Output the material beneath exactly, leaving nothing out.

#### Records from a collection
[Start]

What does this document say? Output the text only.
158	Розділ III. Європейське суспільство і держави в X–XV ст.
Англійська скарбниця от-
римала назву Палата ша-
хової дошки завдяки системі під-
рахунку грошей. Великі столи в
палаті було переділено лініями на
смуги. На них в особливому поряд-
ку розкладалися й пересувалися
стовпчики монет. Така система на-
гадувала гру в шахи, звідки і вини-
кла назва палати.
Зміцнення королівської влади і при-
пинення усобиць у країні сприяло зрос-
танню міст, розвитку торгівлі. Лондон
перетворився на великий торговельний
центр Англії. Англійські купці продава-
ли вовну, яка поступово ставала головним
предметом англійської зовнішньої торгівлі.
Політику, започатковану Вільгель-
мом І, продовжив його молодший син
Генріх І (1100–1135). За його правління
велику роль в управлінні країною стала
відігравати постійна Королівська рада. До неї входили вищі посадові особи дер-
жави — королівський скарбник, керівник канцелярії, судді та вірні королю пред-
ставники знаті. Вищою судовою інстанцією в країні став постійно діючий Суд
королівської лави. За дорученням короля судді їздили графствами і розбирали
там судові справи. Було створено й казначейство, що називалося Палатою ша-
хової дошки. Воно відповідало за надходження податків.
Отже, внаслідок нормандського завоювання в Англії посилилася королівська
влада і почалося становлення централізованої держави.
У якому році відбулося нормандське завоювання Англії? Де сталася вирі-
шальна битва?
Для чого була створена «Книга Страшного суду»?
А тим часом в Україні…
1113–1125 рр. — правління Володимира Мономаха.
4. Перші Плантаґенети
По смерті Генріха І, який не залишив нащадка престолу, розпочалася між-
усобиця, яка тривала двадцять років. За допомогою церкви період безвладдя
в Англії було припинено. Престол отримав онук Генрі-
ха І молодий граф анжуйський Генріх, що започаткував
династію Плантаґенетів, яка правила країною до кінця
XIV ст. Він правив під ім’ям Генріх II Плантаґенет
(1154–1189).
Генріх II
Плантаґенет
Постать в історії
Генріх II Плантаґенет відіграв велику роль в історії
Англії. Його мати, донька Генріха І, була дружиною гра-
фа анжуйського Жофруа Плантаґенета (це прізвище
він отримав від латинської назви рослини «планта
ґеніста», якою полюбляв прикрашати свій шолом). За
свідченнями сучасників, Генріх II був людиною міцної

[End]

#### Solved exercise
What does this document say? Output the text only.
158	Розділ III. Європейське суспільство і держави в X–XV ст.
Англійська скарбниця от-
римала назву Палата ша-
хової дошки завдяки системі під-
рахунку грошей. Великі столи в
палаті було переділено лініями на
смуги. На них в особливому поряд-
ку розкладалися й пересувалися
стовпчики монет. Така система на-
гадувала гру в шахи, звідки і вини-
кла назва палати.
Зміцнення королівської влади і при-
пинення усобиць у країні сприяло зрос-
танню міст, розвитку торгівлі. Лондон
перетворився на великий торговельний
центр Англії. Англійські купці продава-
ли вовну, яка поступово ставала головним
предметом англійської зовнішньої торгівлі.
Політику, започатковану Вільгель-
мом І, продовжив його молодший син
Генріх І (1100–1135). За його правління
велику роль в управлінні країною стала
відігравати постійна Королівська рада. До неї входили вищі посадові особи дер-
жави — королівський скарбник, керівник канцелярії, судді та вірні королю пред-
ставники знаті. Вищою судовою інстанцією в країні став постійно діючий Суд
королівської лави. За дорученням короля судді їздили графствами і розбирали
там судові справи. Було створено й казначейство, що називалося Палатою ша-
хової дошки. Воно відповідало за надходження податків.
Отже, внаслідок нормандського завоювання в Англії посилилася королівська
влада і почалося становлення централізованої держави.
У якому році відбулося нормандське завоювання Англії? Де сталася вирі-
шальна битва?
Для чого була створена «Книга Страшного суду»?
А тим часом в Україні…
1113–1125 рр. — правління Володимира Мономаха.
4. Перші Плантаґенети
По смерті Генріха І, який не залишив нащадка престолу, розпочалася між-
усобиця, яка тривала двадцять років. За допомогою церкви період безвладдя
в Англії було припинено. Престол отримав онук Генрі-
ха І молодий граф анжуйський Генріх, що започаткував
династію Плантаґенетів, яка правила країною до кінця
XIV ст. Він правив під ім’ям Генріх II Плантаґенет
(1154–1189).
Генріх II
Плантаґенет
Постать в історії
Генріх II Плантаґенет відіграв велику роль в історії
Англії. Його мати, донька Генріха І, була дружиною гра-
фа анжуйського Жофруа Плантаґенета (це прізвище
він отримав від латинської назви рослини «планта
ґеніста», якою полюбляв прикрашати свій шолом). За
свідченнями сучасників, Генріх II був людиною міцної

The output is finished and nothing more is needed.